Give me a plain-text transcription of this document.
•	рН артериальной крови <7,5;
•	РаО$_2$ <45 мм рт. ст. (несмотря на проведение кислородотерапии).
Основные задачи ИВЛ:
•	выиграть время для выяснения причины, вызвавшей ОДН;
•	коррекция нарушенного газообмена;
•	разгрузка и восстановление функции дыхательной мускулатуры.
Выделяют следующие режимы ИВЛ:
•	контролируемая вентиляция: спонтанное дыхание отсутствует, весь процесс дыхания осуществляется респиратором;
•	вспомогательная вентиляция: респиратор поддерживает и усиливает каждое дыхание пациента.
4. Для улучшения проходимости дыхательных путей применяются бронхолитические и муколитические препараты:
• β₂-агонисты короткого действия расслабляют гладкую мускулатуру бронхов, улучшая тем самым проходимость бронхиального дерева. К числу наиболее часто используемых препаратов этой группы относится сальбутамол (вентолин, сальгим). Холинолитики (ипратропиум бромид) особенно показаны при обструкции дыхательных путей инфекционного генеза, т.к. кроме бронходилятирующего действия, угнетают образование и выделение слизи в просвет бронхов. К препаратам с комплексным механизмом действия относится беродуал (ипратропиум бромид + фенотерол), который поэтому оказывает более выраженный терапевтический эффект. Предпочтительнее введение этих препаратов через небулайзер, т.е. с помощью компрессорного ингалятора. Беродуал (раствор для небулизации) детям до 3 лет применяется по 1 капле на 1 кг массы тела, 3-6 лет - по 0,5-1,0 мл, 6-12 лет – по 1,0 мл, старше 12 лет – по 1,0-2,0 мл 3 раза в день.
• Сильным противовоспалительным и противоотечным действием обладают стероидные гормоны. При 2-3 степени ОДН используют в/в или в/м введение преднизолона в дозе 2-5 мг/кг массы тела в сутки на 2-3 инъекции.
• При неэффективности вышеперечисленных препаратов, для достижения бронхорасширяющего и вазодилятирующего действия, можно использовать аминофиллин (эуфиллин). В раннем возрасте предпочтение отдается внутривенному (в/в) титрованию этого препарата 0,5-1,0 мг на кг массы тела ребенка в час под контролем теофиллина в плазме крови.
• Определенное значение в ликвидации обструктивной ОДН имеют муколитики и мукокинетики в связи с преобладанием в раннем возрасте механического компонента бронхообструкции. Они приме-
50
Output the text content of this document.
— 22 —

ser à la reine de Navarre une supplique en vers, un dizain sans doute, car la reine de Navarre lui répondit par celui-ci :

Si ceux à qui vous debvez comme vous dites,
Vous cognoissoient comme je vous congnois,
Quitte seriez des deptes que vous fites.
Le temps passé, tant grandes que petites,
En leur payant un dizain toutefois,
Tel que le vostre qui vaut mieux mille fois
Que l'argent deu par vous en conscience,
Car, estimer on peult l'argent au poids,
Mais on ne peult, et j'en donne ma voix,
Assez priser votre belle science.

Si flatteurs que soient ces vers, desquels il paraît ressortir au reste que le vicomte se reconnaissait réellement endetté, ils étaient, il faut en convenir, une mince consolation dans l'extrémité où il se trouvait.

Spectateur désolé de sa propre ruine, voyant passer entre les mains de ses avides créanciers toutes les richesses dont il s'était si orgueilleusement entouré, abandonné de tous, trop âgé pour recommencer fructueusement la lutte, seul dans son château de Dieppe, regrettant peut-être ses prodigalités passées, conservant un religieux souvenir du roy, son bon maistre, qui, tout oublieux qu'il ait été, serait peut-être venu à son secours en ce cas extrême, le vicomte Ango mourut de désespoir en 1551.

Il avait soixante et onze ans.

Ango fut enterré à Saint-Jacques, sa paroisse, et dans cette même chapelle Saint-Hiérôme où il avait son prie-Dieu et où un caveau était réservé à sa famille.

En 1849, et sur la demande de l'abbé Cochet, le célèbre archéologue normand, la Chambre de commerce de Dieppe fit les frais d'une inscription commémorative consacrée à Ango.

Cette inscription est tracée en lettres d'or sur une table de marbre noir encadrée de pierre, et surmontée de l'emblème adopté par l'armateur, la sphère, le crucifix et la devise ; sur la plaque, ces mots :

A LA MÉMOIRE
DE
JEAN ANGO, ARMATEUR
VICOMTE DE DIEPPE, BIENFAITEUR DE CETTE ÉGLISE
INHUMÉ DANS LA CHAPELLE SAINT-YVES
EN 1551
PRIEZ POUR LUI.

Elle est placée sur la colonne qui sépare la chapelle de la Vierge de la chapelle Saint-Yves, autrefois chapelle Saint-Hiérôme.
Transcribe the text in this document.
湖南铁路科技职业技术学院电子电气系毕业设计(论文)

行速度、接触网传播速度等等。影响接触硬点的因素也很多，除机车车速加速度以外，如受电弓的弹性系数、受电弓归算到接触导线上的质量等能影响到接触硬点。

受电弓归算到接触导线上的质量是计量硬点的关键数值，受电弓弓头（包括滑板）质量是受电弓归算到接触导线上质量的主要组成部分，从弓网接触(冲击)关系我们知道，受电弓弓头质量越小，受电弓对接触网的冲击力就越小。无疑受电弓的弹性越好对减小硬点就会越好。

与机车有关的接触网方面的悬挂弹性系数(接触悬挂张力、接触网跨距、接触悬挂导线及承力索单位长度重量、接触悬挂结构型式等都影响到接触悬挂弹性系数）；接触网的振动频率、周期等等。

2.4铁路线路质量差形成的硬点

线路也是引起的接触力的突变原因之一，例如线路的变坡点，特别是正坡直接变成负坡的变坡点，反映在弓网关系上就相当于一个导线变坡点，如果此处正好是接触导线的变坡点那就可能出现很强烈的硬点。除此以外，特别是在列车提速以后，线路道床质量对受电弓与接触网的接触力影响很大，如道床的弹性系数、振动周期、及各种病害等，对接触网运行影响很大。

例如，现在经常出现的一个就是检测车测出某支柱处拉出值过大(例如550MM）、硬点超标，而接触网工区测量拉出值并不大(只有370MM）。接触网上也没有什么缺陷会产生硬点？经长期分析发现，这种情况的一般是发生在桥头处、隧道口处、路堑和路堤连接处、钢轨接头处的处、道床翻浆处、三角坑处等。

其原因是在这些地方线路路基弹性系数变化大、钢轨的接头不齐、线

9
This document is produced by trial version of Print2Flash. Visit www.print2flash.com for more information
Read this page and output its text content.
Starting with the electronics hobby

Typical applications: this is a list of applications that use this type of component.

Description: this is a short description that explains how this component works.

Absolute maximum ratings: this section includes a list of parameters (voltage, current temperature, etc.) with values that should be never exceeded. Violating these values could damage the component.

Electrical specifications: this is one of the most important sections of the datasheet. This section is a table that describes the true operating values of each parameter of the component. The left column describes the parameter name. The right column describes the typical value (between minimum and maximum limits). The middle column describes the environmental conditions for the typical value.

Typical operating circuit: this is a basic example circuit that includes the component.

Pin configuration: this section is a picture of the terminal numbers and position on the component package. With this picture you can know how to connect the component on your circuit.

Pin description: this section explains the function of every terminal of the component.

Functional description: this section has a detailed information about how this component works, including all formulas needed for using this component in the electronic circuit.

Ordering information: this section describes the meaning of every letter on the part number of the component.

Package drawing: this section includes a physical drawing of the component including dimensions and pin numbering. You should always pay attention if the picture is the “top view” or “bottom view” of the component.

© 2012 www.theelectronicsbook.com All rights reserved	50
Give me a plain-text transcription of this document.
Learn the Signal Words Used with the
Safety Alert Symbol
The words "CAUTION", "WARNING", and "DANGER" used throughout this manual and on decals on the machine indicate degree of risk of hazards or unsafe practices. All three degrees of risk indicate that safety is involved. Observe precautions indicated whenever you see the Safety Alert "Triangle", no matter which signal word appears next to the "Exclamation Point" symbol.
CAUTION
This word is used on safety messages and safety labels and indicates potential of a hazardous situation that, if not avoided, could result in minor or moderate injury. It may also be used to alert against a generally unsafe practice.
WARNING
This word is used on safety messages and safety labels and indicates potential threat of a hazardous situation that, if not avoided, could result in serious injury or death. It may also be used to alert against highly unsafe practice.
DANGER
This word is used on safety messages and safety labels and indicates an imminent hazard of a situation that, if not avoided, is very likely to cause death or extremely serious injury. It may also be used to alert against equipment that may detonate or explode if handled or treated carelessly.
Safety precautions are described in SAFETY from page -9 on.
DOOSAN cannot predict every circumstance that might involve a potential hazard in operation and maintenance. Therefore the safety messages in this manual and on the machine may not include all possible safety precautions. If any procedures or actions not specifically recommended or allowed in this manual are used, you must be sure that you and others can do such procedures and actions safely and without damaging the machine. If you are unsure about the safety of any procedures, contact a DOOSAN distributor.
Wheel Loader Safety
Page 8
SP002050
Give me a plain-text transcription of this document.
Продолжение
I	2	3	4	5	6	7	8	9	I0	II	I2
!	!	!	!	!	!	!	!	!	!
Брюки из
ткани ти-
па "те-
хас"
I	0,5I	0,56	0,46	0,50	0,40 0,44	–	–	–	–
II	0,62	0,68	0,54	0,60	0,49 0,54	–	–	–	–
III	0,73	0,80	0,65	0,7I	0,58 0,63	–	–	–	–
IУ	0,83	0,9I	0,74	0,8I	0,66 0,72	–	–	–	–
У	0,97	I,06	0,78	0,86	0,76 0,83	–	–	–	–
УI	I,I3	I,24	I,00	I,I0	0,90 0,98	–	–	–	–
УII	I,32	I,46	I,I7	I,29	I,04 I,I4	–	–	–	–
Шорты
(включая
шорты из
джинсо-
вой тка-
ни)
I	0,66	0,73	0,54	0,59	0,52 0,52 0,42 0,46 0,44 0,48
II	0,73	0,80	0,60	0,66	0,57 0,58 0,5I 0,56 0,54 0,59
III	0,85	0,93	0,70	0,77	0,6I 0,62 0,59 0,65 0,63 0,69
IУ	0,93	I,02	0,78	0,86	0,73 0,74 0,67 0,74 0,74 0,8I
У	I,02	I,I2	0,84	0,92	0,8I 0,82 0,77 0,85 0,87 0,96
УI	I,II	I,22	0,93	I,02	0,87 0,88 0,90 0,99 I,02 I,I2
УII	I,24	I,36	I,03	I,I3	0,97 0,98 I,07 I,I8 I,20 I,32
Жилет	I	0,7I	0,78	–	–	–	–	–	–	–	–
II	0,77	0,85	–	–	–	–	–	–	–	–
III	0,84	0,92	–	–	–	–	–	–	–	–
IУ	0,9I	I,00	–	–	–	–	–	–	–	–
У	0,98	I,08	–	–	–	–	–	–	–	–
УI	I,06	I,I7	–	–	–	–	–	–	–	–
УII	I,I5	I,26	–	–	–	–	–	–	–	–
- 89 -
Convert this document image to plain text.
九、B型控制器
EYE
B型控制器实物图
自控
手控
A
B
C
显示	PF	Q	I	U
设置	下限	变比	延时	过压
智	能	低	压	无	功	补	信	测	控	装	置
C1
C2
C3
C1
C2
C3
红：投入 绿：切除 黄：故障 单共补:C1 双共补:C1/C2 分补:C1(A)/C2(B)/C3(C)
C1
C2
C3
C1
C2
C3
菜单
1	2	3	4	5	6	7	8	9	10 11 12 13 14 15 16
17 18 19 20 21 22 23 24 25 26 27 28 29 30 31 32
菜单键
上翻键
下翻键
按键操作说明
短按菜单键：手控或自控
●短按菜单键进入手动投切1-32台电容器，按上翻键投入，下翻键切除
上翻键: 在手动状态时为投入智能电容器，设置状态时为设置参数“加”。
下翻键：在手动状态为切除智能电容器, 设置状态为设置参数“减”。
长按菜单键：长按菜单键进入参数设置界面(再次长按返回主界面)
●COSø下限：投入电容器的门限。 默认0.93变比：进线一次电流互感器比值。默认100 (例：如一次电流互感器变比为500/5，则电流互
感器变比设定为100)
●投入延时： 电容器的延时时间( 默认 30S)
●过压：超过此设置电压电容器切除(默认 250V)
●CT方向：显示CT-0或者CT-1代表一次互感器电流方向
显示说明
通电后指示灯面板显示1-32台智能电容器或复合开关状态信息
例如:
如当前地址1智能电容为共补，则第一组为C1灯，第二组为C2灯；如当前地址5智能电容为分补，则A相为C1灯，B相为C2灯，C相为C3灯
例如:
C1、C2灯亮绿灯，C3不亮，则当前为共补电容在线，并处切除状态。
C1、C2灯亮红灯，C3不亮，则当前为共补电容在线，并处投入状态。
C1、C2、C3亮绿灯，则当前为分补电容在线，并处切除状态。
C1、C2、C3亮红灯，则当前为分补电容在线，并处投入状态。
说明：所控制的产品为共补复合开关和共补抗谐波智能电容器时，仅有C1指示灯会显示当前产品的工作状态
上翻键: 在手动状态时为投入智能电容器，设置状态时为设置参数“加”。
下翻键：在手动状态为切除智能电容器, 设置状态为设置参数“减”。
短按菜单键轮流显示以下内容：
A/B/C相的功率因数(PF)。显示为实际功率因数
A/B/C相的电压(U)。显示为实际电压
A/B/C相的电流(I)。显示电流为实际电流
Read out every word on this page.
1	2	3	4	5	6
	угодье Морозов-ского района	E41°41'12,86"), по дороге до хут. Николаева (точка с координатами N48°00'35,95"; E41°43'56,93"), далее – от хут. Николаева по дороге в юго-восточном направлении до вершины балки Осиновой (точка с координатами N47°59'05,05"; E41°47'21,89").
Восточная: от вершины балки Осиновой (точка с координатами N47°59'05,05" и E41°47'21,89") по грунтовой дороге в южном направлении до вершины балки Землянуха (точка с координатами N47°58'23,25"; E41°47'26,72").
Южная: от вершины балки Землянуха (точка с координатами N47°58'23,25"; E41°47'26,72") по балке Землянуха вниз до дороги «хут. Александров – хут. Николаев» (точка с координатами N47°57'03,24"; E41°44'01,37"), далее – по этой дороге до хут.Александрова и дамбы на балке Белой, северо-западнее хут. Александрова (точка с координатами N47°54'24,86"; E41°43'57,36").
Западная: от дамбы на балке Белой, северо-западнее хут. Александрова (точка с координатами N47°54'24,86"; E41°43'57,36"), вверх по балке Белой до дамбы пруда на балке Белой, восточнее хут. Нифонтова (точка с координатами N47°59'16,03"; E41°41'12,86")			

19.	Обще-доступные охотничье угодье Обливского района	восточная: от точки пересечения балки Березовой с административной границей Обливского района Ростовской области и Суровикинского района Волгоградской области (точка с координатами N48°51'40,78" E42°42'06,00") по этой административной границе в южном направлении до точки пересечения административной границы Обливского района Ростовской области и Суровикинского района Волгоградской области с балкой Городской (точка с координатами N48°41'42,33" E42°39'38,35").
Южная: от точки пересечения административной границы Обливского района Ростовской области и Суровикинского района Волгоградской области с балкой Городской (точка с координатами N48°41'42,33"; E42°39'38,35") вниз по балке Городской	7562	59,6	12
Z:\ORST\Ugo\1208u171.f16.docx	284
----
• **What is needed**
Each line in the listing above that contains "vous" should be copied.

• **Written solution**
Si ceux à qui vous debvez comme vous dites,
Vous cognoissoient comme je vous congnois,
Quitte seriez des deptes que vous fites.
Que l'argent deu par vous en conscience,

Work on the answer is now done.